** SOURCE EXTRACT **
## BEGIN
Finalist for Canada’s Scotiabank Giller Prize, Alexander McLeod writes his first short story collection, Light Lifting, with intense physical details and mostly dark but realistic endings.
The emphasis is on the physical, whether it be two first-rate runners trying to outrun a train in a dark rat-infested tunnel between Windsor and Detroit, or the life of lice next to a baby’s dangerous plunge towards death, or a woman’s swimming to overcome her fear of water only to face a greater danger in the Detroit river, or a kid drugstore courier bicycling in snow and ice and falling into traffic, or a kid experiencing bad sunburn while hauling bricks, or another kid’s violent initiation into a family of boys’ games, or an injured man walking thirty miles rather than getting into a car.
## END
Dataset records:
## BEGIN
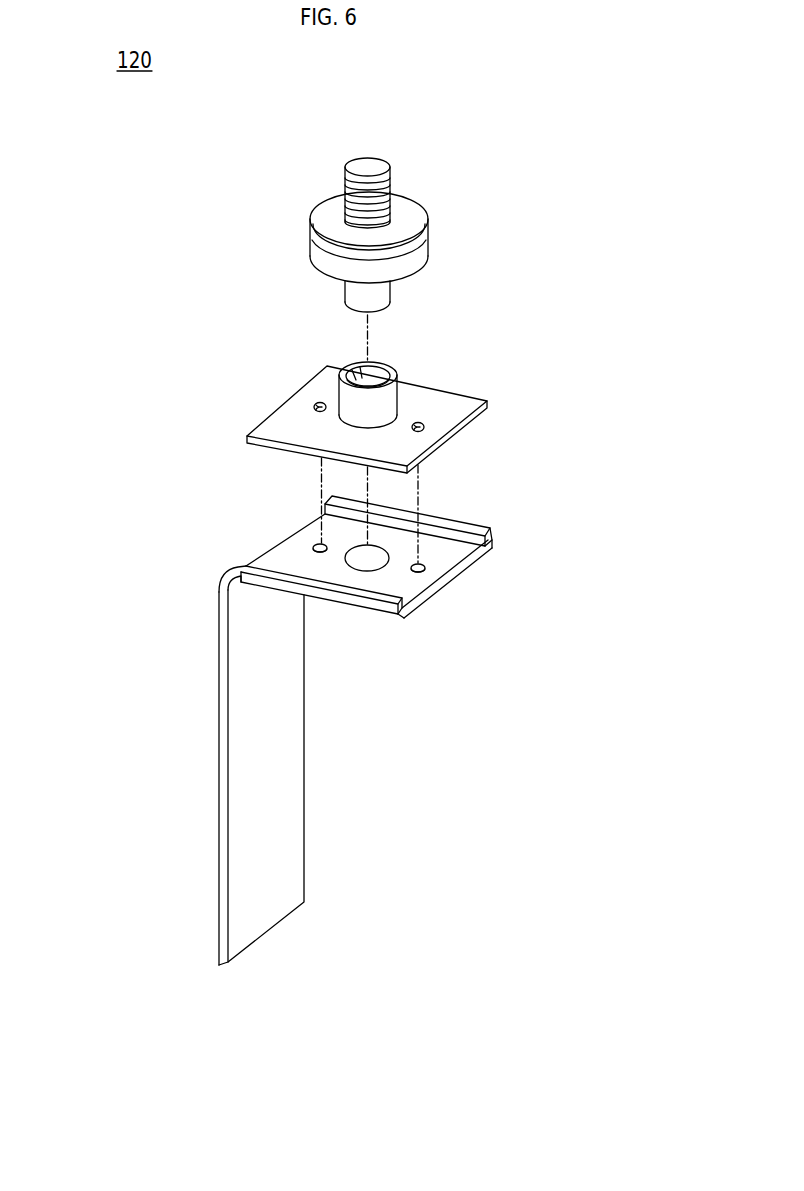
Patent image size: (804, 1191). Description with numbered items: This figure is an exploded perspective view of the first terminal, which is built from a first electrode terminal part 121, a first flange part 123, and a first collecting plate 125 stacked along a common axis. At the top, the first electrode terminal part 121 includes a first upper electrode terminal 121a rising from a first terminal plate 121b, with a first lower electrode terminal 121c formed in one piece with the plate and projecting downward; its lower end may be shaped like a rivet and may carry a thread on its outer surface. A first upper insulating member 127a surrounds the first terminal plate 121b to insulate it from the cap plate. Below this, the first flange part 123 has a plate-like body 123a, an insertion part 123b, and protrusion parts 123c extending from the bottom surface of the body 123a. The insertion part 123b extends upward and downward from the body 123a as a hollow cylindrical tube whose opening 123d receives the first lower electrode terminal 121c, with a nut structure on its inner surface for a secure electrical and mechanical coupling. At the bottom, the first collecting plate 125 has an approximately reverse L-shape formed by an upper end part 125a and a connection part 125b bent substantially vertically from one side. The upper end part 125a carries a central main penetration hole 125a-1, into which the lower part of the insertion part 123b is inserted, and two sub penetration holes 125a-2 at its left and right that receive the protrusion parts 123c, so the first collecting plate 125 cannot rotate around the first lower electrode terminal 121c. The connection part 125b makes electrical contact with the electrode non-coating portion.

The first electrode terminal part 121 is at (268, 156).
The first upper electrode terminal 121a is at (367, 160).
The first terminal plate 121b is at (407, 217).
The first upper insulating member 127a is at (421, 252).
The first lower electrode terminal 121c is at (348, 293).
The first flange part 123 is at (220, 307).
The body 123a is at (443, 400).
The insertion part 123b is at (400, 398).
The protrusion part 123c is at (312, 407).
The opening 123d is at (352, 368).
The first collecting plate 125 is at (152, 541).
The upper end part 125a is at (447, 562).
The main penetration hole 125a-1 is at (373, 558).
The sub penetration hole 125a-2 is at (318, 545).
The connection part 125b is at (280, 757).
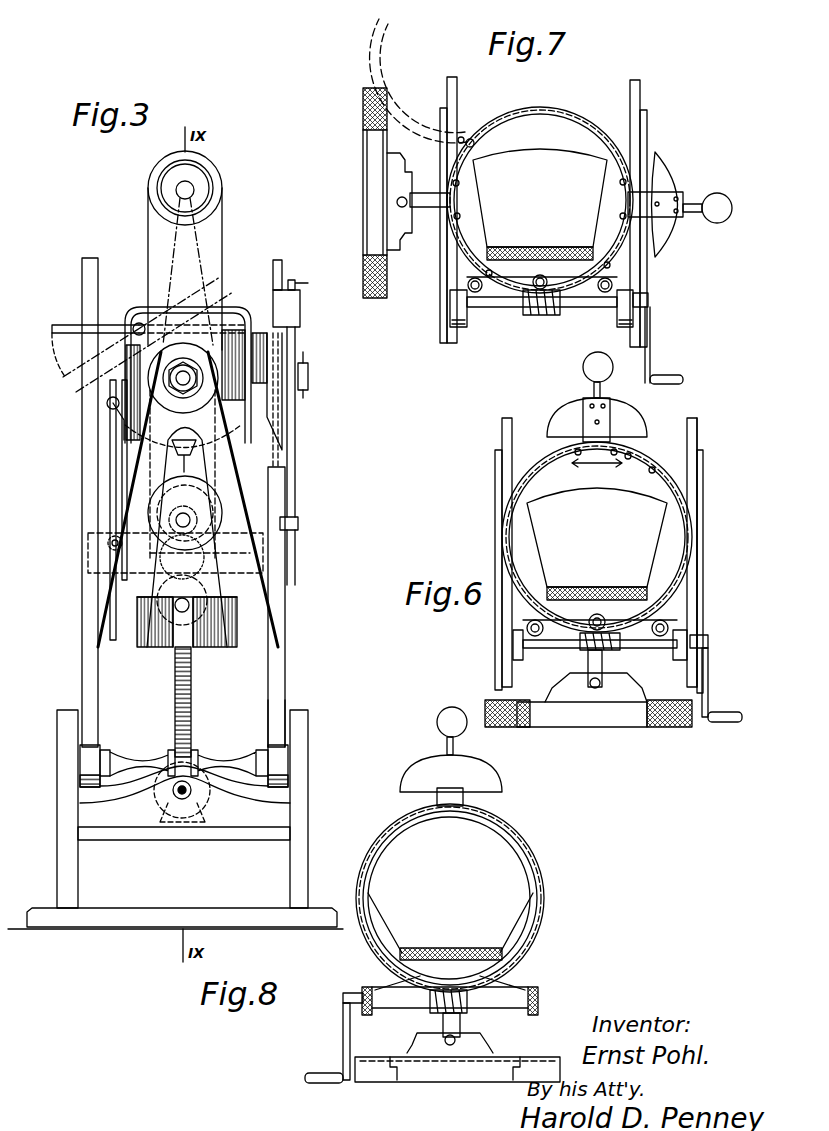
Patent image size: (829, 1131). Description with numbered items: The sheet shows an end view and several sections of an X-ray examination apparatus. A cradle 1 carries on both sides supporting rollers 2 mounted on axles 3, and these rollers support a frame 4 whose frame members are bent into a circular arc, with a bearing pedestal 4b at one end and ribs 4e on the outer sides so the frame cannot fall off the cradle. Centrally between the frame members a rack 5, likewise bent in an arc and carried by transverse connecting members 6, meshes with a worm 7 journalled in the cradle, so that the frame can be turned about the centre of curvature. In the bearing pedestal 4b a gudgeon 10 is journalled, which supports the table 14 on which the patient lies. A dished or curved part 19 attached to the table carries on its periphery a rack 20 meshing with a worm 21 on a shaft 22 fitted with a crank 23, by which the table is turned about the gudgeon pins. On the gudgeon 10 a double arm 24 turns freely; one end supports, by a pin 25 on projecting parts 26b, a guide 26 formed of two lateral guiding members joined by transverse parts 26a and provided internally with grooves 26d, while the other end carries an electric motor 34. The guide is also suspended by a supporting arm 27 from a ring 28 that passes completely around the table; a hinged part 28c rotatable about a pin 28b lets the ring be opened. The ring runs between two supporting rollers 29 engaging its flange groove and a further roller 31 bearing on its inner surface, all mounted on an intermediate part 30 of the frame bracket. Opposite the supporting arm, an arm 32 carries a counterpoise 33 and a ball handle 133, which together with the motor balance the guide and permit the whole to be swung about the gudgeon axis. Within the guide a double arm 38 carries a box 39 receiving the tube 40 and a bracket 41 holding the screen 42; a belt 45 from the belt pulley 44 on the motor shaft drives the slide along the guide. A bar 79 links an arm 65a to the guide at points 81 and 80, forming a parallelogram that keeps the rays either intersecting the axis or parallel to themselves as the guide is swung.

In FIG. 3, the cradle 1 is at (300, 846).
## END
** INSTRUCTION A **
In the Light Lifting review, which prize was Alexander McLeod a finalist for?
** INSTRUCTION B **
Recast the paragraph of the Light Lifting review that begins "The emphasis is on the physical" as a bulleted list of the physical situations it describes.
** INSTRUCTION C **
Retype a passage from the Light Lifting review word for word, beginning at "The emphasis is" and stopping after "into a car.".

** RESULT A **
Canada's Scotiabank Giller Prize.

** RESULT B **
The collection emphasizes the physical, including:
- two first-rate runners trying to outrun a train in a dark, rat-infested tunnel between Windsor and Detroit
- the life of lice next to a baby's dangerous plunge towards death
- a woman swimming to overcome her fear of water, only to face a greater danger in the Detroit river
- a kid drugstore courier bicycling in snow and ice and falling into traffic
- a kid getting a bad sunburn while hauling bricks
- another kid's violent initiation into a family of boys' games
- an injured man walking thirty miles rather than getting into a car

** RESULT C **
The emphasis is on the physical, whether it be two first-rate runners trying to outrun a train in a dark rat-infested tunnel between Windsor and Detroit, or the life of lice next to a baby’s dangerous plunge towards death, or a woman’s swimming to overcome her fear of water only to face a greater danger in the Detroit river, or a kid drugstore courier bicycling in snow and ice and falling into traffic, or a kid experiencing bad sunburn while hauling bricks, or another kid’s violent initiation into a family of boys’ games, or an injured man walking thirty miles rather than getting into a car.